╭─ DATA FOR THIS EXERCISE

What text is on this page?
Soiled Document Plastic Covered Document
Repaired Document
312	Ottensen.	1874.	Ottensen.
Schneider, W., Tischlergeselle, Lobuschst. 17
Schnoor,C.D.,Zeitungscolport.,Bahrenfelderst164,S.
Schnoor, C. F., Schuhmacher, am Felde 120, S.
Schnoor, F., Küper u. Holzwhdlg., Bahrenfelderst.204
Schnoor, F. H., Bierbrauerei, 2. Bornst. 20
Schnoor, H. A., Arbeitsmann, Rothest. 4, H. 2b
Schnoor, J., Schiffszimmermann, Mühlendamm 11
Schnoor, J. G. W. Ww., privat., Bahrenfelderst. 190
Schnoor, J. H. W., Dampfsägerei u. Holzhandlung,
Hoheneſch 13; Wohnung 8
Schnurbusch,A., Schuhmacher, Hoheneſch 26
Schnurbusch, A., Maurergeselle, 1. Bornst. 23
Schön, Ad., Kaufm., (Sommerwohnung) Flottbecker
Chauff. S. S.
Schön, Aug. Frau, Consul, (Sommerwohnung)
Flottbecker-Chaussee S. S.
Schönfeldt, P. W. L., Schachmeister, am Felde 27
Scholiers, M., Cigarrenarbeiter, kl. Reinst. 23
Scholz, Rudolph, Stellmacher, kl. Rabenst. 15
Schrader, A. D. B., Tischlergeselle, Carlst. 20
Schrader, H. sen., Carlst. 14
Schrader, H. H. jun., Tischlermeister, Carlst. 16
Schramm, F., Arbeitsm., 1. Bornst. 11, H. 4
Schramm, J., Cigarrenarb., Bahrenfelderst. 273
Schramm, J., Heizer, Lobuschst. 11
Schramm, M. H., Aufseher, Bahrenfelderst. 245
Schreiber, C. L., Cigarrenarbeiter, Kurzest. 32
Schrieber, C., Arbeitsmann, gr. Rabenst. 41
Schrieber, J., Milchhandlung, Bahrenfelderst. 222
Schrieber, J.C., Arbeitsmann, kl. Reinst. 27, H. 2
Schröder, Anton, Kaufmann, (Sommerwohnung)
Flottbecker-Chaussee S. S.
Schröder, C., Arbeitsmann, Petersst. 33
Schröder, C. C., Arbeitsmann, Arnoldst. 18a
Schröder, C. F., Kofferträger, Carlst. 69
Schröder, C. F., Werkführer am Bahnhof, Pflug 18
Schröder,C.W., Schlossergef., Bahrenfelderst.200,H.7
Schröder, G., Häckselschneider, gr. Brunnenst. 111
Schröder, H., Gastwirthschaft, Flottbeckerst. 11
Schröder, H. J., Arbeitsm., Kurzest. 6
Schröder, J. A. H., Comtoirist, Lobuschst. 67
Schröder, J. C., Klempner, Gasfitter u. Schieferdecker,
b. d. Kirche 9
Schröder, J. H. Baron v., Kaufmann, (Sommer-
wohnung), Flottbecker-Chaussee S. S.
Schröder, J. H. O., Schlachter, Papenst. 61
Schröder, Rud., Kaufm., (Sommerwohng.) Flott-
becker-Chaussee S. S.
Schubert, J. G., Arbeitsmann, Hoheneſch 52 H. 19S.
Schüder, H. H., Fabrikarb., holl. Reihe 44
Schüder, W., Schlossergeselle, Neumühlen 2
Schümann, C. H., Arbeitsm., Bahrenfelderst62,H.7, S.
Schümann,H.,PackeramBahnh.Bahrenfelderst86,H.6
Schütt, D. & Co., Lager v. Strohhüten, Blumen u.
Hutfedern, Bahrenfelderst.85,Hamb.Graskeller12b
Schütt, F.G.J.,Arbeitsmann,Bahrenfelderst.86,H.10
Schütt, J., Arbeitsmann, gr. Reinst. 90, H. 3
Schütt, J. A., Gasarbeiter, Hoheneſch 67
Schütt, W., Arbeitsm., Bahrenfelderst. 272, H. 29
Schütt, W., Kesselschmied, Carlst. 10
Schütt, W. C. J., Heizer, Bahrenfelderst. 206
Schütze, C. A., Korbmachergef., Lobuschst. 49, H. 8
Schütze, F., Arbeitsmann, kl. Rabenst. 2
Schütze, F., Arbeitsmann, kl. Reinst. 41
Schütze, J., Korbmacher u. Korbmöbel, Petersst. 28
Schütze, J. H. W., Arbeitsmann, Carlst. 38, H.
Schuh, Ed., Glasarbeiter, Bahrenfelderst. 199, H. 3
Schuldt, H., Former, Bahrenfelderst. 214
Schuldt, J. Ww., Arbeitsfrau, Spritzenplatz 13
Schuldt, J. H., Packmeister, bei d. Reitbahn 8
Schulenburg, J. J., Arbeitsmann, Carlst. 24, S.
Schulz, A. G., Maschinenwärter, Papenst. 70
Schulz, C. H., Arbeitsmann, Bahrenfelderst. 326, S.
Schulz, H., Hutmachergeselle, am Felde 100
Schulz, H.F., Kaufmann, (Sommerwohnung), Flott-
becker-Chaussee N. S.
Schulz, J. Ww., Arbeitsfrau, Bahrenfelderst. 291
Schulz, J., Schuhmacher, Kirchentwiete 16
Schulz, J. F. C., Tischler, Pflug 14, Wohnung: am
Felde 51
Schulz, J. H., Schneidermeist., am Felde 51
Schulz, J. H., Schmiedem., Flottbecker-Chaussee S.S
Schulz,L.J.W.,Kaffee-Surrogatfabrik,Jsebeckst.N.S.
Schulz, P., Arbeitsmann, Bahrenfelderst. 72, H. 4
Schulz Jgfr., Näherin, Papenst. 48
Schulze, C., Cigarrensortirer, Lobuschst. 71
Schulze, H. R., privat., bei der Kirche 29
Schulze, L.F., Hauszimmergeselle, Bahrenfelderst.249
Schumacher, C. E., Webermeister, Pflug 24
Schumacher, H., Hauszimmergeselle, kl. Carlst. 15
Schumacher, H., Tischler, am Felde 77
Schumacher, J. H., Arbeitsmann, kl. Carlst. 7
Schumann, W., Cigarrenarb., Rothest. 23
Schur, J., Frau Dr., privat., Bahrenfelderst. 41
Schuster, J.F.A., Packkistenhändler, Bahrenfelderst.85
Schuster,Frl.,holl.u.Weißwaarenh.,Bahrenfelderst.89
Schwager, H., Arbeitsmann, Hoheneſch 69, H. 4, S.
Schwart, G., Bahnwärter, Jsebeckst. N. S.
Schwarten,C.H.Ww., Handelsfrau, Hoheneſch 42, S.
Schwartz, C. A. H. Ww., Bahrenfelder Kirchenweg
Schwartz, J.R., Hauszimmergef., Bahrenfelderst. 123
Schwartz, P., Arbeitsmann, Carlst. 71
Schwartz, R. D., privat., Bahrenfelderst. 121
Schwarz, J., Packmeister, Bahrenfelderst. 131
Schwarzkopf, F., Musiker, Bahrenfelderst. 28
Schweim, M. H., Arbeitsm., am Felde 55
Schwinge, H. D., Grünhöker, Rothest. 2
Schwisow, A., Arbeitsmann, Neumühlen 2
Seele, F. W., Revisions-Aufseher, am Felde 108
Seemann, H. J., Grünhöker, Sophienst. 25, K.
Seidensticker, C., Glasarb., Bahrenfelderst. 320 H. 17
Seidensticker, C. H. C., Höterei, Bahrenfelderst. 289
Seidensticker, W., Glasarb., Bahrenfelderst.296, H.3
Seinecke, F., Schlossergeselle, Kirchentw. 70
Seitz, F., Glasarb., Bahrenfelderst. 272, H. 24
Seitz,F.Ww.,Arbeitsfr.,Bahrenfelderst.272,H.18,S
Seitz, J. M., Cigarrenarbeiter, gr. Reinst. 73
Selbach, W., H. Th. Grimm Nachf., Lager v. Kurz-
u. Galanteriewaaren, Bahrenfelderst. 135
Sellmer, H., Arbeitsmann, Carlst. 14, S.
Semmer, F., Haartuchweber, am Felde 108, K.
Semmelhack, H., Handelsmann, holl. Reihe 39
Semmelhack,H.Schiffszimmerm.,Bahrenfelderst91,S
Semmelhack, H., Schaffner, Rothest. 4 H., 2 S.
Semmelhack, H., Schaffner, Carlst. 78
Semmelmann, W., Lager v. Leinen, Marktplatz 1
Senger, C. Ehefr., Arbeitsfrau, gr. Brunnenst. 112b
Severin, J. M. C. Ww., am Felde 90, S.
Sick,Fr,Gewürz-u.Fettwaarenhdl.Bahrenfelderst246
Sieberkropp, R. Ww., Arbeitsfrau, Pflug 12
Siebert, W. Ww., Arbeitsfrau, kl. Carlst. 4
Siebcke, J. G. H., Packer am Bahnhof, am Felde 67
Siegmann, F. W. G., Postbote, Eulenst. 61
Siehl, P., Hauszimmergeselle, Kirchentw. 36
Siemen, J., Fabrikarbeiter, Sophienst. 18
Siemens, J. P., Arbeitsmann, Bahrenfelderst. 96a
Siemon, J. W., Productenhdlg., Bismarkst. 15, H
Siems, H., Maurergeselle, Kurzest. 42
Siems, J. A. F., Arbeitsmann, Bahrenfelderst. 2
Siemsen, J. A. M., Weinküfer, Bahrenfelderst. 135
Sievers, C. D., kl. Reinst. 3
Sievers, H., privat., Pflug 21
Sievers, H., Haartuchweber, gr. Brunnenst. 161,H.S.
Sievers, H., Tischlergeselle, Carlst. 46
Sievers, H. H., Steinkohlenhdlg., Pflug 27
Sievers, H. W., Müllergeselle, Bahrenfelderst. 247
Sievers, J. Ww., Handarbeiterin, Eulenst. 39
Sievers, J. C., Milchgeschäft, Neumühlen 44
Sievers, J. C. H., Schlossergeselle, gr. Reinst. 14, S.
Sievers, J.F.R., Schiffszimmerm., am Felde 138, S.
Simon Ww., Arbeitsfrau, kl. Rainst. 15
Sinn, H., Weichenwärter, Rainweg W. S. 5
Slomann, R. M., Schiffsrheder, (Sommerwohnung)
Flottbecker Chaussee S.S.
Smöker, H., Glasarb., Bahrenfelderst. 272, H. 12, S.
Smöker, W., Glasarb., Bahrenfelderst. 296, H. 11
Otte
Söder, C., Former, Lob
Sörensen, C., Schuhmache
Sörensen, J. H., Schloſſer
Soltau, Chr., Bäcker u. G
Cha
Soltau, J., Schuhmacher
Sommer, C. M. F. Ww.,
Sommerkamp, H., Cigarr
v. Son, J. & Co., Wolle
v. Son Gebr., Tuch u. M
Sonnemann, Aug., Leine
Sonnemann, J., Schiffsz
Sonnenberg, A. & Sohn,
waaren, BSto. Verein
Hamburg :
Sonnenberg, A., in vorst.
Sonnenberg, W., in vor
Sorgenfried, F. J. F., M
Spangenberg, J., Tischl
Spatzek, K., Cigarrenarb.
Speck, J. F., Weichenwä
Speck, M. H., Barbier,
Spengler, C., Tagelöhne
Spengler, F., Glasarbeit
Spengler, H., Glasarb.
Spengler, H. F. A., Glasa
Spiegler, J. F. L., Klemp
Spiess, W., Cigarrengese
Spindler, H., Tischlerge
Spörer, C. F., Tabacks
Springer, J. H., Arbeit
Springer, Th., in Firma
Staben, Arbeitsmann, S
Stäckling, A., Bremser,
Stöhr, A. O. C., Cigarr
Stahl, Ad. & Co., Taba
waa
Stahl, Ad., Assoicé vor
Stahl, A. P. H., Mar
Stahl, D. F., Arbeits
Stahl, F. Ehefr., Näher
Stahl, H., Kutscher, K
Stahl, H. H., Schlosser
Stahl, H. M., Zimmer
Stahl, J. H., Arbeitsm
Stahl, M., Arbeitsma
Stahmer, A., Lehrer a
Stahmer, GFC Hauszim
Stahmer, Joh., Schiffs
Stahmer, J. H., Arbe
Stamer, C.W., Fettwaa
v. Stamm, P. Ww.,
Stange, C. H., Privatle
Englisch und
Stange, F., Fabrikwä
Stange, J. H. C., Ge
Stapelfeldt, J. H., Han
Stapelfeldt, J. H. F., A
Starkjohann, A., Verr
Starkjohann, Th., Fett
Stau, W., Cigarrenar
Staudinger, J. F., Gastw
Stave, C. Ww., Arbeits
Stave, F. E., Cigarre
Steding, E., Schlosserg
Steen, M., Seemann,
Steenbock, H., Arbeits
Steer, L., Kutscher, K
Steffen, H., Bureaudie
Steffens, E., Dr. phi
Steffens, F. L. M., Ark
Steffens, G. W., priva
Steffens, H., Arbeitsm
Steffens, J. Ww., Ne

╰─

- [EXERCISE AIM] Gather every line containing the word "Arbeitsfrau" and copy it.

- [ANSWER]
Schuldt, J. Ww., Arbeitsfrau, Spritzenplatz 13
Schulz, J. Ww., Arbeitsfrau, Bahrenfelderst. 291
Senger, C. Ehefr., Arbeitsfrau, gr. Brunnenst. 112b
Sieberkropp, R. Ww., Arbeitsfrau, Pflug 12
Siebert, W. Ww., Arbeitsfrau, kl. Carlst. 4
Simon Ww., Arbeitsfrau, kl. Rainst. 15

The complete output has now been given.